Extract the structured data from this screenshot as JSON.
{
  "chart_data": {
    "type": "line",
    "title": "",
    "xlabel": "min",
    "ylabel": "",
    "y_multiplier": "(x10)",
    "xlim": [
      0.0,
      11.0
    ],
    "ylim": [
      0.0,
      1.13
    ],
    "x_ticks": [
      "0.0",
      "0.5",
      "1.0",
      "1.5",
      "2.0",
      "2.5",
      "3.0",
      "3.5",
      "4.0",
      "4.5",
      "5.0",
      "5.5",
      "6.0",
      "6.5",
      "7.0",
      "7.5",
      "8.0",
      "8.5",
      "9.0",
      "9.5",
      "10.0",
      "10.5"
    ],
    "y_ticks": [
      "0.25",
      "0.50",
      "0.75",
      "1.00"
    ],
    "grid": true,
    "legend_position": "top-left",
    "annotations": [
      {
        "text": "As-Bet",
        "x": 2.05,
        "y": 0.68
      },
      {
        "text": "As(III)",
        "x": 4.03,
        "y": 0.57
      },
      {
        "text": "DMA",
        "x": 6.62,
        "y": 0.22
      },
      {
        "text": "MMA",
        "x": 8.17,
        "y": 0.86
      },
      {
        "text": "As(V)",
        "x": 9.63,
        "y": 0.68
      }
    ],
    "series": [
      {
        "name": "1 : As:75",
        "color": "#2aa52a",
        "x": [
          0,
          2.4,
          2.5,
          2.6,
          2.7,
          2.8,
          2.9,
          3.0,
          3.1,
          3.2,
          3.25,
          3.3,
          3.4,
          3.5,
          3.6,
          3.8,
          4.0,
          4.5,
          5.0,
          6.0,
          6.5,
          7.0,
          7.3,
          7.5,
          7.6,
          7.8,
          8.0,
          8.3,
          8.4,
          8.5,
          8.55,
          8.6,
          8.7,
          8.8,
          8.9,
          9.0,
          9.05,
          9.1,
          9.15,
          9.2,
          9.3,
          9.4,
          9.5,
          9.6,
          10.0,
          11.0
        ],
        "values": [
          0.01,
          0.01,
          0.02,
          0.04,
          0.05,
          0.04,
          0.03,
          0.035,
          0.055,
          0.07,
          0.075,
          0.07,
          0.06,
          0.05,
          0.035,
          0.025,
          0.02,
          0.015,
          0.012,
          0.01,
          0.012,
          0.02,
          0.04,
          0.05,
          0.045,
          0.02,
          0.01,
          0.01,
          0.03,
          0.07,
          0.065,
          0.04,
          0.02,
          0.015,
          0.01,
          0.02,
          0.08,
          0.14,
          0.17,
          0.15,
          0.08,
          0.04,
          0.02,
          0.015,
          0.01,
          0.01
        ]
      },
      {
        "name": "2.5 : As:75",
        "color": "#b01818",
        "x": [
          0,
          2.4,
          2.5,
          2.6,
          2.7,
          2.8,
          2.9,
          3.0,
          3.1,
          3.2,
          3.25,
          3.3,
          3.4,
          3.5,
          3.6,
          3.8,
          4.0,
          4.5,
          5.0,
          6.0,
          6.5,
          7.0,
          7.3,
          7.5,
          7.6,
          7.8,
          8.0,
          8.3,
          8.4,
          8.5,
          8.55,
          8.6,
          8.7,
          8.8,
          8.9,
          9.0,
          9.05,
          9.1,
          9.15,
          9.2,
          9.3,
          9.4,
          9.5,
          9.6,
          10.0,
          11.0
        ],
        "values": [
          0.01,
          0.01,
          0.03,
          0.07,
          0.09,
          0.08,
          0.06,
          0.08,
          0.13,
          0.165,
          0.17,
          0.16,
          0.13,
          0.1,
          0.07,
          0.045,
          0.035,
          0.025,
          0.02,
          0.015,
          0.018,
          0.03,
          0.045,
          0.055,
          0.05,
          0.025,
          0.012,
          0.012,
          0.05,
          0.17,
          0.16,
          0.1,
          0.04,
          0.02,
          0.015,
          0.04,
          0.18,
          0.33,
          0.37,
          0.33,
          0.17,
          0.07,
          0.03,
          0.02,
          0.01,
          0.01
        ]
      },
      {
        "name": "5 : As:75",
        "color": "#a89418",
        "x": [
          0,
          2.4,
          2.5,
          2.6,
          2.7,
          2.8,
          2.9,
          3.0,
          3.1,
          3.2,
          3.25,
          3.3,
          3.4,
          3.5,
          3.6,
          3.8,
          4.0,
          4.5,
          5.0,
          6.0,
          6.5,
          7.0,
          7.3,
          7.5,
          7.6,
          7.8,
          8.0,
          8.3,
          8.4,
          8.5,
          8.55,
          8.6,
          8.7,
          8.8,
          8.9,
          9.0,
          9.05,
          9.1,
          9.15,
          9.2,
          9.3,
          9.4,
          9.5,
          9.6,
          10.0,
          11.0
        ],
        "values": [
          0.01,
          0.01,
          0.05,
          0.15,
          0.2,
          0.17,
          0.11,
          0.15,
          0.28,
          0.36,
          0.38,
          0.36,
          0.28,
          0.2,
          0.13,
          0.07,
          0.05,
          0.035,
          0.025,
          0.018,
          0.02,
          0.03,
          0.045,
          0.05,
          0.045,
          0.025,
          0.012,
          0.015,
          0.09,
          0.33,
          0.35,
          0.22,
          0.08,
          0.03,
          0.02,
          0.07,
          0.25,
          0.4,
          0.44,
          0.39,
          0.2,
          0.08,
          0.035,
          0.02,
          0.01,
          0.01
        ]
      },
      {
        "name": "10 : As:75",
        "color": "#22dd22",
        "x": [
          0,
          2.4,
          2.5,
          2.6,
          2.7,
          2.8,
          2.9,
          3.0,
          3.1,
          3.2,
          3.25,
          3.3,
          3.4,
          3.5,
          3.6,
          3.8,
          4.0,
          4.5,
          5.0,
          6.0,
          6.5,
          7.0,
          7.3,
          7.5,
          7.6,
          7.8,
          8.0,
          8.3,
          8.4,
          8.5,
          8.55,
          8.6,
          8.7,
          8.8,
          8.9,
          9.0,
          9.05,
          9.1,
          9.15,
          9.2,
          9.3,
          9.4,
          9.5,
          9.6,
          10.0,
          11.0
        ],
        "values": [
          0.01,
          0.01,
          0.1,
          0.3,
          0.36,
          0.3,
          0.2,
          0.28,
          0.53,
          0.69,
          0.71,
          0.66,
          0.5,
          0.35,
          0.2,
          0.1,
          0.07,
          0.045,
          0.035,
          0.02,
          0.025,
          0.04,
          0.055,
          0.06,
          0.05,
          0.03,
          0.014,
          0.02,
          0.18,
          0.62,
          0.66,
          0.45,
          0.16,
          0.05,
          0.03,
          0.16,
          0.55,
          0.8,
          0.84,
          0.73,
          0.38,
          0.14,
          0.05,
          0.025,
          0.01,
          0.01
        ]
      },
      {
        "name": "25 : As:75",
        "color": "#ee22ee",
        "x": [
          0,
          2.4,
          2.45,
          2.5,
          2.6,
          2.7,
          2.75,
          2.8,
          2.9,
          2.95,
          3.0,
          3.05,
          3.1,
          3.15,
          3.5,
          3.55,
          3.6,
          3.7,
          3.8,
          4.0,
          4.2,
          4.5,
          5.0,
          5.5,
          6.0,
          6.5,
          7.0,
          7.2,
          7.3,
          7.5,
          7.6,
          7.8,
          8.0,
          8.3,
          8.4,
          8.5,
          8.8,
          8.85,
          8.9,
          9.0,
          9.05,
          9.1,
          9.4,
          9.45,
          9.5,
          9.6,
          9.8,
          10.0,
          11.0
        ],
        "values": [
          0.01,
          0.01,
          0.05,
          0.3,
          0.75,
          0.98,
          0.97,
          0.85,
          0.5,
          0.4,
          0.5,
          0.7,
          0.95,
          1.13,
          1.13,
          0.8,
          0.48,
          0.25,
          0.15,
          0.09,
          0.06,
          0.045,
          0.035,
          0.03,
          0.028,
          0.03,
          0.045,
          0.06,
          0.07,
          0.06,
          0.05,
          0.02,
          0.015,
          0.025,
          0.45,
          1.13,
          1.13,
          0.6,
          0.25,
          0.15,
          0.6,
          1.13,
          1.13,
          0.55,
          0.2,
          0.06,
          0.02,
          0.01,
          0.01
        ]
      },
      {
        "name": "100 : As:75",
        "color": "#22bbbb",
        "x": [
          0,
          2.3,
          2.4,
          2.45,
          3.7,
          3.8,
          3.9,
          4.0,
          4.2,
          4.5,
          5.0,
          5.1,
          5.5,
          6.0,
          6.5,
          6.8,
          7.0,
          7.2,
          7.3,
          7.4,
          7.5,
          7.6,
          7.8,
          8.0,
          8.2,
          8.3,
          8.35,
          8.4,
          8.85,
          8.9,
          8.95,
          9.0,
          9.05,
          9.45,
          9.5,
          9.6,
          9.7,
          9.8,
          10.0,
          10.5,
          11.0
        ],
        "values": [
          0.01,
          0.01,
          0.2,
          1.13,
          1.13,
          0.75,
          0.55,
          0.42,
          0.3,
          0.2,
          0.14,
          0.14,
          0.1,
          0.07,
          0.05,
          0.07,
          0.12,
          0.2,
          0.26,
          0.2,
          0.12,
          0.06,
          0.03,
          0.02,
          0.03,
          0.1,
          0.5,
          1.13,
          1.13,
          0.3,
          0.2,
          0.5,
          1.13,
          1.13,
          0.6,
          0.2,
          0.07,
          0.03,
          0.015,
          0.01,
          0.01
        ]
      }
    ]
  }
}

> [Problem to solve] Filter the listing for the word "text" and copy every line that holds it.

> [The output]
        "text": "As-Bet",
        "text": "As(III)",
        "text": "DMA",
        "text": "MMA",
        "text": "As(V)",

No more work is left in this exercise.